***** Data records

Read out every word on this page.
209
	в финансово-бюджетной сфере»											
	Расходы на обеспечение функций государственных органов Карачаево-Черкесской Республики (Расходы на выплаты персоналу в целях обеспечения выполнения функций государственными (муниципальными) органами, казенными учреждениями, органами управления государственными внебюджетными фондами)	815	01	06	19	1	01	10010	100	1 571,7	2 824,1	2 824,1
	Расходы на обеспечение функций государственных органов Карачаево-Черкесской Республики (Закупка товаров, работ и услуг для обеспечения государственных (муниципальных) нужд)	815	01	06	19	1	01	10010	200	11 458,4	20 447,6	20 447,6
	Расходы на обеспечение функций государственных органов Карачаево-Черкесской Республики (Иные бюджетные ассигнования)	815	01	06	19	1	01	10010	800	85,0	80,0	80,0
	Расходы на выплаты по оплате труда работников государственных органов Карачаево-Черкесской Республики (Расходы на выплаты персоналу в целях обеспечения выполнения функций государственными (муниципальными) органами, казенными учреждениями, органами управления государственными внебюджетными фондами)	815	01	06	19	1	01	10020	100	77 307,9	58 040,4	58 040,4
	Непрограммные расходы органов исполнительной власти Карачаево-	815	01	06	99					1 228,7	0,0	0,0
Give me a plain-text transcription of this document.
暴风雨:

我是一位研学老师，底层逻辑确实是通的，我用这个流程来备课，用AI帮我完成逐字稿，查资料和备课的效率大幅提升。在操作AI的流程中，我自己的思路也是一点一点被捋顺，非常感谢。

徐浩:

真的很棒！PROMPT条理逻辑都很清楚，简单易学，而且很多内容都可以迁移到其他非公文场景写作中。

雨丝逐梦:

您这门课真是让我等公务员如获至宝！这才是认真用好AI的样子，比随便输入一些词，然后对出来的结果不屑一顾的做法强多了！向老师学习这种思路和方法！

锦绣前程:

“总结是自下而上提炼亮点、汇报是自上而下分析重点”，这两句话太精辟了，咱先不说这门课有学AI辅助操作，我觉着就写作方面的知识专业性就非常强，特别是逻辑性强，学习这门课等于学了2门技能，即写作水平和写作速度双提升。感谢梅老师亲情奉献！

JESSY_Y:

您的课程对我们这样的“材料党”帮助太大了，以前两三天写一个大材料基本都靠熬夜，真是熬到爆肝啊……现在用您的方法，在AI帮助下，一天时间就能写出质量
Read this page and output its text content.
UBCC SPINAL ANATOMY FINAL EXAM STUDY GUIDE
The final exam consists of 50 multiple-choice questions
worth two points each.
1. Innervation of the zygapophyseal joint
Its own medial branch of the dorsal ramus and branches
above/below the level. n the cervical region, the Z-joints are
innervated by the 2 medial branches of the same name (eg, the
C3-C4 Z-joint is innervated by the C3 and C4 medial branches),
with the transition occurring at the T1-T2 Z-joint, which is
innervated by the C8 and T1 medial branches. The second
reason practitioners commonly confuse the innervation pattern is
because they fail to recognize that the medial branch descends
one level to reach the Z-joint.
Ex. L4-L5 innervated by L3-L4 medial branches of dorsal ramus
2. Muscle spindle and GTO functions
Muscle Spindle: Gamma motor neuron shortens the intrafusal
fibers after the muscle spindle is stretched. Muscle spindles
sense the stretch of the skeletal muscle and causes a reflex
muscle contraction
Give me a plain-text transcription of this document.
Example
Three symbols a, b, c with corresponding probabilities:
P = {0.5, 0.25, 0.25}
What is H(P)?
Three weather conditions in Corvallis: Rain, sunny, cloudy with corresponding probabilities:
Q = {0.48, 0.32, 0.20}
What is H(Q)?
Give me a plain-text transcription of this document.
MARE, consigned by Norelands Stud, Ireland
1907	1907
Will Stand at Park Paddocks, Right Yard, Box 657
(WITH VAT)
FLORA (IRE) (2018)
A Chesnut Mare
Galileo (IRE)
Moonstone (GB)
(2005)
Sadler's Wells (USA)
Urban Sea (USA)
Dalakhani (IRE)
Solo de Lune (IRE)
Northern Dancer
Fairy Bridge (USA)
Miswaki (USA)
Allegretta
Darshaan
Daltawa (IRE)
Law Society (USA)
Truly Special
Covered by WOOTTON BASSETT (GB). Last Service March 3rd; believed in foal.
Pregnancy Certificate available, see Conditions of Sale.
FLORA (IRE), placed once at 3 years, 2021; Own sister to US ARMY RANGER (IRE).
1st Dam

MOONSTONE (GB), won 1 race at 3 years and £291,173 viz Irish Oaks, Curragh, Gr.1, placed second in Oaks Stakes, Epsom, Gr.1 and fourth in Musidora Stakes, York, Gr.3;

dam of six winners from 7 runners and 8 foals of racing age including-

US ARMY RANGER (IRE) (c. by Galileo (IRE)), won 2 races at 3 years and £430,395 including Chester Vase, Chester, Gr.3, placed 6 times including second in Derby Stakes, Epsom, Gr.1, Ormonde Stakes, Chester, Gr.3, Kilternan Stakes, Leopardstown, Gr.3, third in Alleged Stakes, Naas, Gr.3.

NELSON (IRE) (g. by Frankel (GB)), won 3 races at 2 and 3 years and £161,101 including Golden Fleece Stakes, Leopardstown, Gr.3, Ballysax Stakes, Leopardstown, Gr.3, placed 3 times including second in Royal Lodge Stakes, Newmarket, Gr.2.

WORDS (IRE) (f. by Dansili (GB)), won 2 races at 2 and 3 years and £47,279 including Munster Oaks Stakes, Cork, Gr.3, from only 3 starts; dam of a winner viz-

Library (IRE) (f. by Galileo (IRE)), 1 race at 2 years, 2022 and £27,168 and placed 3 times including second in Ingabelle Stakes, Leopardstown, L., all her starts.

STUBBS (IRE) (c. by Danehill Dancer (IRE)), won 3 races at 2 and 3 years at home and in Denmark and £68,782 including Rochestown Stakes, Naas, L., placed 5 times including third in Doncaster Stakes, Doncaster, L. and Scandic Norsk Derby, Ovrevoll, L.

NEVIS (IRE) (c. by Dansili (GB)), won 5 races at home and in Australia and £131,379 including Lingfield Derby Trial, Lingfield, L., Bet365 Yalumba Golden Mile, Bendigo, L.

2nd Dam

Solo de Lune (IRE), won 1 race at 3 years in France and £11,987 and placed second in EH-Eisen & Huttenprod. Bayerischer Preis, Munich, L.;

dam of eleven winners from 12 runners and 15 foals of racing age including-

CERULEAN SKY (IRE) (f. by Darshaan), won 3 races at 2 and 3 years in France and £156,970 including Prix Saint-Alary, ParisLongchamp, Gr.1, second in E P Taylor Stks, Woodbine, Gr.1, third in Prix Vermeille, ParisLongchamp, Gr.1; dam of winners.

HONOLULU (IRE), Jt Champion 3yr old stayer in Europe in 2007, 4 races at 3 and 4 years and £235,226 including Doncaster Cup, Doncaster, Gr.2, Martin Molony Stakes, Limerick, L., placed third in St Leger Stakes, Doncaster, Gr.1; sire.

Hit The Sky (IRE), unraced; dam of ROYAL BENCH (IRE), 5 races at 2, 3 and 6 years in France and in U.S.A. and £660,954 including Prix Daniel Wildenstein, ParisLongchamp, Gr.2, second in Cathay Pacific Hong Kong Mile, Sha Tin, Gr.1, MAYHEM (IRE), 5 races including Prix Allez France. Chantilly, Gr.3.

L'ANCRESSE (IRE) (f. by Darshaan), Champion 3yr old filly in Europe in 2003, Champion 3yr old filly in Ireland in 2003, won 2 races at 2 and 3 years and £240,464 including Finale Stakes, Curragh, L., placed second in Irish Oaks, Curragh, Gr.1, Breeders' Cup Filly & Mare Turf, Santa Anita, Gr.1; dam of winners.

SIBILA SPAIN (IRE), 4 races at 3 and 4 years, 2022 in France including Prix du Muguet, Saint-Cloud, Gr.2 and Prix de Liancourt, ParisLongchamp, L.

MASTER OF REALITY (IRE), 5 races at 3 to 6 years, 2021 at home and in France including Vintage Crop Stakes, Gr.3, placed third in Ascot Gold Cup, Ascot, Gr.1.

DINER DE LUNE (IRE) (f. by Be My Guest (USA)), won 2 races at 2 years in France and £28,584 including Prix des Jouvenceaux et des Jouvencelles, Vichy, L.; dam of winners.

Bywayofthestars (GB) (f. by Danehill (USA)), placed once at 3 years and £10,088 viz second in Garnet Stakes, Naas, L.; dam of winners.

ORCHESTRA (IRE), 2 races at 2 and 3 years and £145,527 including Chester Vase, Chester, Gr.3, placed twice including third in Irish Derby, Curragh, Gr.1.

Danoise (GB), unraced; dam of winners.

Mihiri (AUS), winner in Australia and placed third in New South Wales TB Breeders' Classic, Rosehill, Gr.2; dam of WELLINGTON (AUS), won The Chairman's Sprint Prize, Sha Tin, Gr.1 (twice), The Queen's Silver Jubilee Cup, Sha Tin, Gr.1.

**********

**What you need to do:**
Only a number is wanted: how many lines of the material above hold "фондами"?

**Worked solution:**
2